[Dataset items]
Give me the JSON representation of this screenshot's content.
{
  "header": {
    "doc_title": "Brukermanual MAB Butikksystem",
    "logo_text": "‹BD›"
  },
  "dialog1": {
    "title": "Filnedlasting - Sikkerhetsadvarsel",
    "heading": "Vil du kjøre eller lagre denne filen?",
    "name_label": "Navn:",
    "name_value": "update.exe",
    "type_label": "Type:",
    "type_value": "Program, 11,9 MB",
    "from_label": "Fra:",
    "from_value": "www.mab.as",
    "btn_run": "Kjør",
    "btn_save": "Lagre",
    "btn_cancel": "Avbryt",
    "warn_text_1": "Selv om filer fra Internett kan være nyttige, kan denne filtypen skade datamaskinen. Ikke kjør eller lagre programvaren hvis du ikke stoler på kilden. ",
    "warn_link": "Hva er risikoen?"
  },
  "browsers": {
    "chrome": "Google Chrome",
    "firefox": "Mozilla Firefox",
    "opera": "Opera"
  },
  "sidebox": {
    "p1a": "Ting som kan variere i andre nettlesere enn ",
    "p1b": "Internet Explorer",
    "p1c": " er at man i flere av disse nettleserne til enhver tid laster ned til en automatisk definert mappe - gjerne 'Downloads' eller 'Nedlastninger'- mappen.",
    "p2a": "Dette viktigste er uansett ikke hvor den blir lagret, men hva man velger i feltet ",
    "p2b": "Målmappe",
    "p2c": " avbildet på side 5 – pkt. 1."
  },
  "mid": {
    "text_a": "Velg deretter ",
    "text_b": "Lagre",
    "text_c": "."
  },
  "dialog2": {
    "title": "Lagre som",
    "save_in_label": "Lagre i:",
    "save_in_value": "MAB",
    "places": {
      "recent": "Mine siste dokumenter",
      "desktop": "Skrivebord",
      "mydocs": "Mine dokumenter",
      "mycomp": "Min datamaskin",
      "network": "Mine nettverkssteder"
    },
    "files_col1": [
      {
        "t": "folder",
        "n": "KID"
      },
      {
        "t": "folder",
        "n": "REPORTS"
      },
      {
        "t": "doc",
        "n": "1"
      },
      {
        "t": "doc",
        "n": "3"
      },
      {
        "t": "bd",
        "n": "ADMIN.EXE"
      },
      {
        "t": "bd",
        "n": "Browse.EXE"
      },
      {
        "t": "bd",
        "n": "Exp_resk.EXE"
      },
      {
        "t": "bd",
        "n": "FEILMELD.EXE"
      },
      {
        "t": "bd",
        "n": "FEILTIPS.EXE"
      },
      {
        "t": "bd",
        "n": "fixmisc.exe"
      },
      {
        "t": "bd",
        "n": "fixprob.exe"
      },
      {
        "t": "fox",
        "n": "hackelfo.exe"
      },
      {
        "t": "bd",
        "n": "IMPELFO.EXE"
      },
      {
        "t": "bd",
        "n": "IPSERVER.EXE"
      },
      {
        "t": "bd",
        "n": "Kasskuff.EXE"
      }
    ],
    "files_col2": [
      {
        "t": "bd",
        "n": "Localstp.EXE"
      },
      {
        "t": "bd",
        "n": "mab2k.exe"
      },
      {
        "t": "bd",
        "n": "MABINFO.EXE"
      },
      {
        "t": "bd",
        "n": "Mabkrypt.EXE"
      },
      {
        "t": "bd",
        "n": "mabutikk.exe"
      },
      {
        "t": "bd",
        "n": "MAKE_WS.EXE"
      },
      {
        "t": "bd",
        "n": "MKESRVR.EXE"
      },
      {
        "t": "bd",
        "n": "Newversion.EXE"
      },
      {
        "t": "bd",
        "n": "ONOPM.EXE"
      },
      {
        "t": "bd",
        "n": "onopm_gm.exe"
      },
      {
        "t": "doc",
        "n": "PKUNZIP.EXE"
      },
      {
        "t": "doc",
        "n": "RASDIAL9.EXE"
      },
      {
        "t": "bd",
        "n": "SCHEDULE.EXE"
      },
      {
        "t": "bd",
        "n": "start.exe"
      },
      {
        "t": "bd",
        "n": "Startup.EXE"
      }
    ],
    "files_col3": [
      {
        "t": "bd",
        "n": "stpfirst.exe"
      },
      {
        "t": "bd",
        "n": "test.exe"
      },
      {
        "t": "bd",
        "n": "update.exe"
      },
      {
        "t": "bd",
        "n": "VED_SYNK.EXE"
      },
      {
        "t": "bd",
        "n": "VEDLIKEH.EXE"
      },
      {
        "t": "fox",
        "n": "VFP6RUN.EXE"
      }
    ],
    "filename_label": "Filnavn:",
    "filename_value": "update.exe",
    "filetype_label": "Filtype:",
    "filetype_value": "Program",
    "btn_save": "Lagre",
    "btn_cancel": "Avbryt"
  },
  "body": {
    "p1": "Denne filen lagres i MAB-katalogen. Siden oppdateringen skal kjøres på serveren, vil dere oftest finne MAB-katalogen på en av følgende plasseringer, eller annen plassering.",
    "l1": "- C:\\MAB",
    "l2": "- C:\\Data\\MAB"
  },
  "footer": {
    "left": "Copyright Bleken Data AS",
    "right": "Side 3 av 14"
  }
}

---

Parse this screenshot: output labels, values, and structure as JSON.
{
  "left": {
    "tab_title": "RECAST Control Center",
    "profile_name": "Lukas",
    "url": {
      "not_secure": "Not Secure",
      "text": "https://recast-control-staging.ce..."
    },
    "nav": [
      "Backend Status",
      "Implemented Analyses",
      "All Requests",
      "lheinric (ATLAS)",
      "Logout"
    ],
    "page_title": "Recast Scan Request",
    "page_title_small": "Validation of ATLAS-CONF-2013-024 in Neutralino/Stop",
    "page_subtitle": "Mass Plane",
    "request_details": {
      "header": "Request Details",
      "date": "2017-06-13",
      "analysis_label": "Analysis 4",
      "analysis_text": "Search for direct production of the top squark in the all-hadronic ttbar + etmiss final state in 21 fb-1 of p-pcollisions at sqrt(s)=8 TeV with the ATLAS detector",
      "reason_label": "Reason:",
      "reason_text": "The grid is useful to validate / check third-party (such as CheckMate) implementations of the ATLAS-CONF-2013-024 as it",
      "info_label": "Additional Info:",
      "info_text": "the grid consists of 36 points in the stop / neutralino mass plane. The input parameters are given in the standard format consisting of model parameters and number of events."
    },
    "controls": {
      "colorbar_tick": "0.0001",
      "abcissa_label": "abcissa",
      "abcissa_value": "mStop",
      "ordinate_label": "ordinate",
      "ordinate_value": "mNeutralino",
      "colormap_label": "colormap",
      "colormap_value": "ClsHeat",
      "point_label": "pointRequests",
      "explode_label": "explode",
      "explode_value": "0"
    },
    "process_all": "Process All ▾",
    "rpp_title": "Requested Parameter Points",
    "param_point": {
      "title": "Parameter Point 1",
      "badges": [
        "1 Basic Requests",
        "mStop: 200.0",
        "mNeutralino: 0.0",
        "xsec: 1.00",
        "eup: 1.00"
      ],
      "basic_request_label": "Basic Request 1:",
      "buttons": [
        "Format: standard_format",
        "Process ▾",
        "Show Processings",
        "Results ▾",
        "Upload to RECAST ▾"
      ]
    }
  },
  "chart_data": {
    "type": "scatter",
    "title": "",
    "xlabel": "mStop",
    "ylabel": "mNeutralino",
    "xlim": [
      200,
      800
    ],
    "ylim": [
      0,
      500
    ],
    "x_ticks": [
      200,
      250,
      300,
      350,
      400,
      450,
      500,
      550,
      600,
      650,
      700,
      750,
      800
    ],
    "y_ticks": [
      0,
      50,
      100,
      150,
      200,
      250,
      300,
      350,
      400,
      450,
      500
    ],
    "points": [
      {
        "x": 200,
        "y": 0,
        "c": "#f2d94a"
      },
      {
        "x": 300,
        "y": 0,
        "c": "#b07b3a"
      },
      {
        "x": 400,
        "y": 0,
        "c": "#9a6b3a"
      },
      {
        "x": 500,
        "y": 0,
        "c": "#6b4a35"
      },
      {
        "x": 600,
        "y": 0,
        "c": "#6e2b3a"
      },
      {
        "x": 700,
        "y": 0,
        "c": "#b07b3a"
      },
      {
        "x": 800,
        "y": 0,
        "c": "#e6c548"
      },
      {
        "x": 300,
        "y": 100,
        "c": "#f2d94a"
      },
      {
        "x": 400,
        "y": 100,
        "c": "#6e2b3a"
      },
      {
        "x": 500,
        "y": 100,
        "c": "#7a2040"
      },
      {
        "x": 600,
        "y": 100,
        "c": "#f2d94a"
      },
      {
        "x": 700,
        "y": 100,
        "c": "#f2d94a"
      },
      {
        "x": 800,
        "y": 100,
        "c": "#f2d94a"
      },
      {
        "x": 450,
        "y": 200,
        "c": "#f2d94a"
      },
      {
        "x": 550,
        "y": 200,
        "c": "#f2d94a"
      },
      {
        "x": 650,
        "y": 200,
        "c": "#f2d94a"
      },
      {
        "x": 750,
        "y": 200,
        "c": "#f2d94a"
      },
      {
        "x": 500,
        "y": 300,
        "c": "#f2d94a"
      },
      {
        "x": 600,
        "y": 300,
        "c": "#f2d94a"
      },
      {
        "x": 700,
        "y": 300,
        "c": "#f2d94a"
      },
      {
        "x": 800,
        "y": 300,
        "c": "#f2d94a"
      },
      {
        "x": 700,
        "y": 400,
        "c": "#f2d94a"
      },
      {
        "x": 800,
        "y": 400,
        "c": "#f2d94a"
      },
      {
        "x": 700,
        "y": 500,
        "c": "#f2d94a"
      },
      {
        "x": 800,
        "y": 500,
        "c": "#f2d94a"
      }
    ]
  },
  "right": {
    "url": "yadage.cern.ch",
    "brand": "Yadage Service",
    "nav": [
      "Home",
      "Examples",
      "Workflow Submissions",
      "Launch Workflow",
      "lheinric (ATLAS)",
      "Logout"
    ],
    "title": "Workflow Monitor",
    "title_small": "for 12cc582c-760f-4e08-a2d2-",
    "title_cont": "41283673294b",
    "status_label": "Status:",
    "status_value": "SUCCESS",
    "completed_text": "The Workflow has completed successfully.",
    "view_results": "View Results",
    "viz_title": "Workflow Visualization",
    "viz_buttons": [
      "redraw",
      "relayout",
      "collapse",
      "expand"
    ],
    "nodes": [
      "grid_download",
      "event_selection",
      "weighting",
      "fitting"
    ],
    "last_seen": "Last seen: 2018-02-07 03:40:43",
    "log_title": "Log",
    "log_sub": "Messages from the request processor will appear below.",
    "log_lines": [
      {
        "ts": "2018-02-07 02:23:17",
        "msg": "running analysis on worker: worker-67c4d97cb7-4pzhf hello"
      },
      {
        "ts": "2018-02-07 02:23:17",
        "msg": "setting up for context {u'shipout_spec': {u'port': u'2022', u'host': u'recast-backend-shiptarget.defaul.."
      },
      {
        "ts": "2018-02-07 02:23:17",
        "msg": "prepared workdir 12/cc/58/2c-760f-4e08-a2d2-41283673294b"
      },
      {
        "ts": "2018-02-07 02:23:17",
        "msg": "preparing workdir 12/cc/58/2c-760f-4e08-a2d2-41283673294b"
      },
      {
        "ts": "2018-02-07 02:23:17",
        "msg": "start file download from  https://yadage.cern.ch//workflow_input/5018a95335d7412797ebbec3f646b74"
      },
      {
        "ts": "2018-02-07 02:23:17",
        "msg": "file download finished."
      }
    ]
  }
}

## EXERCISE INSTRUCTIONS
Where a line above includes "ATLAS", copy that line.

## RESPONSE TO THE TASK
      "lheinric (ATLAS)",
    "page_title_small": "Validation of ATLAS-CONF-2013-024 in Neutralino/Stop",
      "analysis_text": "Search for direct production of the top squark in the all-hadronic ttbar + etmiss final state in 21 fb-1 of p-pcollisions at sqrt(s)=8 TeV with the ATLAS detector",
      "reason_text": "The grid is useful to validate / check third-party (such as CheckMate) implementations of the ATLAS-CONF-2013-024 as it",
      "lheinric (ATLAS)",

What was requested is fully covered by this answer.